### ACTIVITY
How many lines in the data below contain the string "reported"? State that number only.

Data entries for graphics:
★ ★ ★
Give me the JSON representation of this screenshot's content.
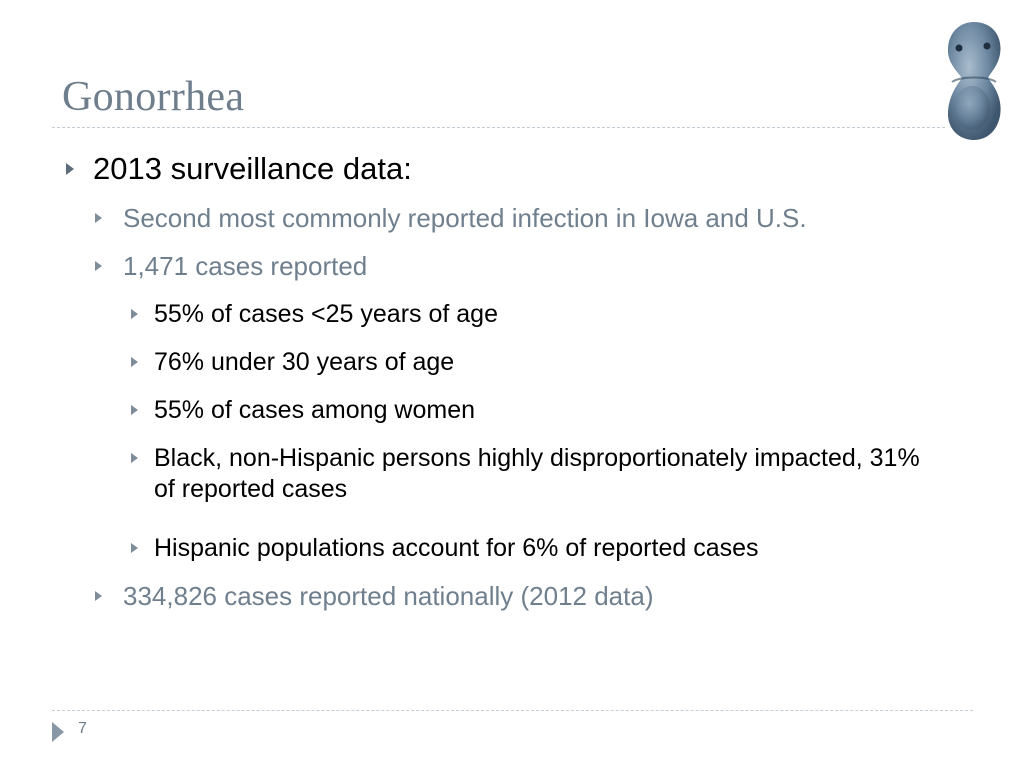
{
  "slide": {
    "title": "Gonorrhea",
    "image_icon": "gonococcus-bacteria-icon",
    "page_number": "7"
  },
  "bullets": [
    {
      "level": 1,
      "text": "2013 surveillance data:"
    },
    {
      "level": 2,
      "text": "Second most commonly reported infection in Iowa and U.S."
    },
    {
      "level": 2,
      "text": "1,471 cases reported"
    },
    {
      "level": 3,
      "text": "55% of cases <25 years of age"
    },
    {
      "level": 3,
      "text": "76% under 30 years of age"
    },
    {
      "level": 3,
      "text": "55% of cases among women"
    },
    {
      "level": 3,
      "text": "Black, non-Hispanic persons highly disproportionately impacted, 31% of reported cases"
    },
    {
      "level": 3,
      "text": "Hispanic populations account for 6% of reported cases"
    },
    {
      "level": 2,
      "text": "334,826 cases reported nationally (2012 data)"
    }
  ],
  "colors": {
    "title": "#6f7e8c",
    "level1_text": "#000000",
    "level2_text": "#6f7f8e",
    "level3_text": "#000000",
    "rule": "#c4ccd4"
  }
}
★ ★ ★
### ANSWER
5